**Problem description**
Write down each entry again, exactly as it reads.

[start Exercise data]

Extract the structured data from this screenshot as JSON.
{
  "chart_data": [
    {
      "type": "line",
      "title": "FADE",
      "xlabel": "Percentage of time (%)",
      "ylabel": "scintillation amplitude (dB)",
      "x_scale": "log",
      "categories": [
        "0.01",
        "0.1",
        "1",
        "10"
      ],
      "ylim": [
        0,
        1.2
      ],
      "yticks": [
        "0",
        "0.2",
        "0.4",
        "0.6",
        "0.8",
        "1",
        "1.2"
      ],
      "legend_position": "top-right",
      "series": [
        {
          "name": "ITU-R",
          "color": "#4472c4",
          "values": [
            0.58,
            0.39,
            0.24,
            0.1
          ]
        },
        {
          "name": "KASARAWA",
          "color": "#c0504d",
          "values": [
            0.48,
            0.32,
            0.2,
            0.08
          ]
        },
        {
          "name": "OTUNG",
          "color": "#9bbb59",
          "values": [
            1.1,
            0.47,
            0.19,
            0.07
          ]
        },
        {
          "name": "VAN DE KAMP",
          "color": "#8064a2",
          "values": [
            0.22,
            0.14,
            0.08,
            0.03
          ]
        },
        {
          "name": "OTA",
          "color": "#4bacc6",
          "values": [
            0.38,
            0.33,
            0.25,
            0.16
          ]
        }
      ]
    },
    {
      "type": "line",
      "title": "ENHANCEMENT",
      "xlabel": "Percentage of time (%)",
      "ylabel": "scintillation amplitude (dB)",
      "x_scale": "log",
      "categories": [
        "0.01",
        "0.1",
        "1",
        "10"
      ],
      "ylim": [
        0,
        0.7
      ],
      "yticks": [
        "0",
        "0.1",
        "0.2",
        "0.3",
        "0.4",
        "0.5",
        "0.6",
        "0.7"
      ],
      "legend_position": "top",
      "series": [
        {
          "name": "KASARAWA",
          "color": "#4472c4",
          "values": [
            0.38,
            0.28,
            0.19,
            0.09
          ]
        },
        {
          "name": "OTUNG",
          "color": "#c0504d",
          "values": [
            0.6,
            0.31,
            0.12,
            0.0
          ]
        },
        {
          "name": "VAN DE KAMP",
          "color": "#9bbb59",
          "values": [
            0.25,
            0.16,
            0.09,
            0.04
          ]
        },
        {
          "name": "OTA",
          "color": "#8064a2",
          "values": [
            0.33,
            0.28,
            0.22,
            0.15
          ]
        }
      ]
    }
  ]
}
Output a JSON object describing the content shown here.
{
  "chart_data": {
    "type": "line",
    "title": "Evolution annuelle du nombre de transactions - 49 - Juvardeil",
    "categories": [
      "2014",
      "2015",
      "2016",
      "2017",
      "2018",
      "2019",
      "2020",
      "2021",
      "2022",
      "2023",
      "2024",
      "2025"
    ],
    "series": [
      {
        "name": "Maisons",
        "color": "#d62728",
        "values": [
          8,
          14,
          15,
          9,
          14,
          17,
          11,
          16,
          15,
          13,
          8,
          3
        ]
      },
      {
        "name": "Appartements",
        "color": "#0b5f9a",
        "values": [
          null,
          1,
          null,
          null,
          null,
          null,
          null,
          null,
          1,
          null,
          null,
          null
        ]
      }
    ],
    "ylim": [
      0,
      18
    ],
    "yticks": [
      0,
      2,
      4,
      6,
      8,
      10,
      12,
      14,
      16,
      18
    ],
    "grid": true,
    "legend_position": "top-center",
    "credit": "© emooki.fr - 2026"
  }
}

[end Exercise data]

**Answer in full**
Extract the structured data from this screenshot as JSON.
{
  "chart_data": [
    {
      "type": "line",
      "title": "FADE",
      "xlabel": "Percentage of time (%)",
      "ylabel": "scintillation amplitude (dB)",
      "x_scale": "log",
      "categories": [
        "0.01",
        "0.1",
        "1",
        "10"
      ],
      "ylim": [
        0,
        1.2
      ],
      "yticks": [
        "0",
        "0.2",
        "0.4",
        "0.6",
        "0.8",
        "1",
        "1.2"
      ],
      "legend_position": "top-right",
      "series": [
        {
          "name": "ITU-R",
          "color": "#4472c4",
          "values": [
            0.58,
            0.39,
            0.24,
            0.1
          ]
        },
        {
          "name": "KASARAWA",
          "color": "#c0504d",
          "values": [
            0.48,
            0.32,
            0.2,
            0.08
          ]
        },
        {
          "name": "OTUNG",
          "color": "#9bbb59",
          "values": [
            1.1,
            0.47,
            0.19,
            0.07
          ]
        },
        {
          "name": "VAN DE KAMP",
          "color": "#8064a2",
          "values": [
            0.22,
            0.14,
            0.08,
            0.03
          ]
        },
        {
          "name": "OTA",
          "color": "#4bacc6",
          "values": [
            0.38,
            0.33,
            0.25,
            0.16
          ]
        }
      ]
    },
    {
      "type": "line",
      "title": "ENHANCEMENT",
      "xlabel": "Percentage of time (%)",
      "ylabel": "scintillation amplitude (dB)",
      "x_scale": "log",
      "categories": [
        "0.01",
        "0.1",
        "1",
        "10"
      ],
      "ylim": [
        0,
        0.7
      ],
      "yticks": [
        "0",
        "0.1",
        "0.2",
        "0.3",
        "0.4",
        "0.5",
        "0.6",
        "0.7"
      ],
      "legend_position": "top",
      "series": [
        {
          "name": "KASARAWA",
          "color": "#4472c4",
          "values": [
            0.38,
            0.28,
            0.19,
            0.09
          ]
        },
        {
          "name": "OTUNG",
          "color": "#c0504d",
          "values": [
            0.6,
            0.31,
            0.12,
            0.0
          ]
        },
        {
          "name": "VAN DE KAMP",
          "color": "#9bbb59",
          "values": [
            0.25,
            0.16,
            0.09,
            0.04
          ]
        },
        {
          "name": "OTA",
          "color": "#8064a2",
          "values": [
            0.33,
            0.28,
            0.22,
            0.15
          ]
        }
      ]
    }
  ]
}
Output a JSON object describing the content shown here.
{
  "chart_data": {
    "type": "line",
    "title": "Evolution annuelle du nombre de transactions - 49 - Juvardeil",
    "categories": [
      "2014",
      "2015",
      "2016",
      "2017",
      "2018",
      "2019",
      "2020",
      "2021",
      "2022",
      "2023",
      "2024",
      "2025"
    ],
    "series": [
      {
        "name": "Maisons",
        "color": "#d62728",
        "values": [
          8,
          14,
          15,
          9,
          14,
          17,
          11,
          16,
          15,
          13,
          8,
          3
        ]
      },
      {
        "name": "Appartements",
        "color": "#0b5f9a",
        "values": [
          null,
          1,
          null,
          null,
          null,
          null,
          null,
          null,
          1,
          null,
          null,
          null
        ]
      }
    ],
    "ylim": [
      0,
      18
    ],
    "yticks": [
      0,
      2,
      4,
      6,
      8,
      10,
      12,
      14,
      16,
      18
    ],
    "grid": true,
    "legend_position": "top-center",
    "credit": "© emooki.fr - 2026"
  }
}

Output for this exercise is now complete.